[[ Records supplied open ]]
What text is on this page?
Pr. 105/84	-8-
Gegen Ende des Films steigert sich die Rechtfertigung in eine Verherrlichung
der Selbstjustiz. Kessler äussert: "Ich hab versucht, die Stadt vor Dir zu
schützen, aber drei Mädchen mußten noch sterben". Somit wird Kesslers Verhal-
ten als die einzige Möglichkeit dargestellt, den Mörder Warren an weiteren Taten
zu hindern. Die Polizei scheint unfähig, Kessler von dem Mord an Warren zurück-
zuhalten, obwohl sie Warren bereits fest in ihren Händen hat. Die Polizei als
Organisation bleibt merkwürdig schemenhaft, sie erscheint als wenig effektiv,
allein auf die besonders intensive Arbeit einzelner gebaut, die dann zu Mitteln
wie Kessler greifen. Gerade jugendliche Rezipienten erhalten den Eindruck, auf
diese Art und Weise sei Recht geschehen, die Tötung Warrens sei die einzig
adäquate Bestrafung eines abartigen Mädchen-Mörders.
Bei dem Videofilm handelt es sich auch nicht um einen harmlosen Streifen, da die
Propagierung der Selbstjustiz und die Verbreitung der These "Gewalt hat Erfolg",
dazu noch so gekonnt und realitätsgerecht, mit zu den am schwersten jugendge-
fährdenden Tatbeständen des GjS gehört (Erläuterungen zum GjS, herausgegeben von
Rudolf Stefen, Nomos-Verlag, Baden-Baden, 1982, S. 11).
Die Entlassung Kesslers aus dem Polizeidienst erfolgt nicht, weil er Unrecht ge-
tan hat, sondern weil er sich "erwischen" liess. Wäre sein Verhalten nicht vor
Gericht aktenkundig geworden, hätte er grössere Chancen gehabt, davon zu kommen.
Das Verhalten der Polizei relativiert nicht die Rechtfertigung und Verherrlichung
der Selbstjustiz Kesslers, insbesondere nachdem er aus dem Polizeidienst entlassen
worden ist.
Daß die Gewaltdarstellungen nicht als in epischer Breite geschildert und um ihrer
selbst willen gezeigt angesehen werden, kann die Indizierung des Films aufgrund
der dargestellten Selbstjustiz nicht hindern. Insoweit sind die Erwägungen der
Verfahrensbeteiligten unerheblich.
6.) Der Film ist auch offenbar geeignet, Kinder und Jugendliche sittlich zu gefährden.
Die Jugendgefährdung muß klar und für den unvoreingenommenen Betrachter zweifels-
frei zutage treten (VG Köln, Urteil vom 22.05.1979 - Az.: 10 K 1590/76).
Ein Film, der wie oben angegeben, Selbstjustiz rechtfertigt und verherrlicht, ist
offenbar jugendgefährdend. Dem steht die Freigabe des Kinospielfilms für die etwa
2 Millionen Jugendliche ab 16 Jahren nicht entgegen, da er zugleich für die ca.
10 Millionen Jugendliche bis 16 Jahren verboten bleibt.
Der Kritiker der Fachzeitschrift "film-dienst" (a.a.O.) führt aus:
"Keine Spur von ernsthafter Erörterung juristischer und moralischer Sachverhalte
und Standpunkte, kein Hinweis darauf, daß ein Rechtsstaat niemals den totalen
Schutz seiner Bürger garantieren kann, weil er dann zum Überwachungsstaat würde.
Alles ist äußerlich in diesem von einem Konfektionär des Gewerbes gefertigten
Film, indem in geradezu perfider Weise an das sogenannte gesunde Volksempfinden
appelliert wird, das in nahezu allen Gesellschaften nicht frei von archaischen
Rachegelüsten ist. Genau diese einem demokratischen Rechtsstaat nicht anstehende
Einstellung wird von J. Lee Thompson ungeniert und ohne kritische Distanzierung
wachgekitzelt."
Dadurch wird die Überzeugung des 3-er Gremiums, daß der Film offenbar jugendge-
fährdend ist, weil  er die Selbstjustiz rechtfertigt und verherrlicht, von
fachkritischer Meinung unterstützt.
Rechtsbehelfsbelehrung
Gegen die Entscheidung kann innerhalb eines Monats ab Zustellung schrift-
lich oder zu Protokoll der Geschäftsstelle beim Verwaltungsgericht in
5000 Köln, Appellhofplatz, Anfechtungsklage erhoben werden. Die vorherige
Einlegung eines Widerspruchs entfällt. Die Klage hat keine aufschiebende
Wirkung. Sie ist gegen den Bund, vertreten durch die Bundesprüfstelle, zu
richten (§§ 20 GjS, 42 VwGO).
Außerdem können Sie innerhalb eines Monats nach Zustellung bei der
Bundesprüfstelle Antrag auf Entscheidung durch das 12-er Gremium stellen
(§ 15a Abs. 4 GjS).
[[ Records supplied closed ]]
- Task details -
Output each line of the entries exactly, so that nothing is lost.

- Written response -
What text is on this page?
Pr. 105/84	-8-
Gegen Ende des Films steigert sich die Rechtfertigung in eine Verherrlichung
der Selbstjustiz. Kessler äussert: "Ich hab versucht, die Stadt vor Dir zu
schützen, aber drei Mädchen mußten noch sterben". Somit wird Kesslers Verhal-
ten als die einzige Möglichkeit dargestellt, den Mörder Warren an weiteren Taten
zu hindern. Die Polizei scheint unfähig, Kessler von dem Mord an Warren zurück-
zuhalten, obwohl sie Warren bereits fest in ihren Händen hat. Die Polizei als
Organisation bleibt merkwürdig schemenhaft, sie erscheint als wenig effektiv,
allein auf die besonders intensive Arbeit einzelner gebaut, die dann zu Mitteln
wie Kessler greifen. Gerade jugendliche Rezipienten erhalten den Eindruck, auf
diese Art und Weise sei Recht geschehen, die Tötung Warrens sei die einzig
adäquate Bestrafung eines abartigen Mädchen-Mörders.
Bei dem Videofilm handelt es sich auch nicht um einen harmlosen Streifen, da die
Propagierung der Selbstjustiz und die Verbreitung der These "Gewalt hat Erfolg",
dazu noch so gekonnt und realitätsgerecht, mit zu den am schwersten jugendge-
fährdenden Tatbeständen des GjS gehört (Erläuterungen zum GjS, herausgegeben von
Rudolf Stefen, Nomos-Verlag, Baden-Baden, 1982, S. 11).
Die Entlassung Kesslers aus dem Polizeidienst erfolgt nicht, weil er Unrecht ge-
tan hat, sondern weil er sich "erwischen" liess. Wäre sein Verhalten nicht vor
Gericht aktenkundig geworden, hätte er grössere Chancen gehabt, davon zu kommen.
Das Verhalten der Polizei relativiert nicht die Rechtfertigung und Verherrlichung
der Selbstjustiz Kesslers, insbesondere nachdem er aus dem Polizeidienst entlassen
worden ist.
Daß die Gewaltdarstellungen nicht als in epischer Breite geschildert und um ihrer
selbst willen gezeigt angesehen werden, kann die Indizierung des Films aufgrund
der dargestellten Selbstjustiz nicht hindern. Insoweit sind die Erwägungen der
Verfahrensbeteiligten unerheblich.
6.) Der Film ist auch offenbar geeignet, Kinder und Jugendliche sittlich zu gefährden.
Die Jugendgefährdung muß klar und für den unvoreingenommenen Betrachter zweifels-
frei zutage treten (VG Köln, Urteil vom 22.05.1979 - Az.: 10 K 1590/76).
Ein Film, der wie oben angegeben, Selbstjustiz rechtfertigt und verherrlicht, ist
offenbar jugendgefährdend. Dem steht die Freigabe des Kinospielfilms für die etwa
2 Millionen Jugendliche ab 16 Jahren nicht entgegen, da er zugleich für die ca.
10 Millionen Jugendliche bis 16 Jahren verboten bleibt.
Der Kritiker der Fachzeitschrift "film-dienst" (a.a.O.) führt aus:
"Keine Spur von ernsthafter Erörterung juristischer und moralischer Sachverhalte
und Standpunkte, kein Hinweis darauf, daß ein Rechtsstaat niemals den totalen
Schutz seiner Bürger garantieren kann, weil er dann zum Überwachungsstaat würde.
Alles ist äußerlich in diesem von einem Konfektionär des Gewerbes gefertigten
Film, indem in geradezu perfider Weise an das sogenannte gesunde Volksempfinden
appelliert wird, das in nahezu allen Gesellschaften nicht frei von archaischen
Rachegelüsten ist. Genau diese einem demokratischen Rechtsstaat nicht anstehende
Einstellung wird von J. Lee Thompson ungeniert und ohne kritische Distanzierung
wachgekitzelt."
Dadurch wird die Überzeugung des 3-er Gremiums, daß der Film offenbar jugendge-
fährdend ist, weil  er die Selbstjustiz rechtfertigt und verherrlicht, von
fachkritischer Meinung unterstützt.
Rechtsbehelfsbelehrung
Gegen die Entscheidung kann innerhalb eines Monats ab Zustellung schrift-
lich oder zu Protokoll der Geschäftsstelle beim Verwaltungsgericht in
5000 Köln, Appellhofplatz, Anfechtungsklage erhoben werden. Die vorherige
Einlegung eines Widerspruchs entfällt. Die Klage hat keine aufschiebende
Wirkung. Sie ist gegen den Bund, vertreten durch die Bundesprüfstelle, zu
richten (§§ 20 GjS, 42 VwGO).
Außerdem können Sie innerhalb eines Monats nach Zustellung bei der
Bundesprüfstelle Antrag auf Entscheidung durch das 12-er Gremium stellen
(§ 15a Abs. 4 GjS).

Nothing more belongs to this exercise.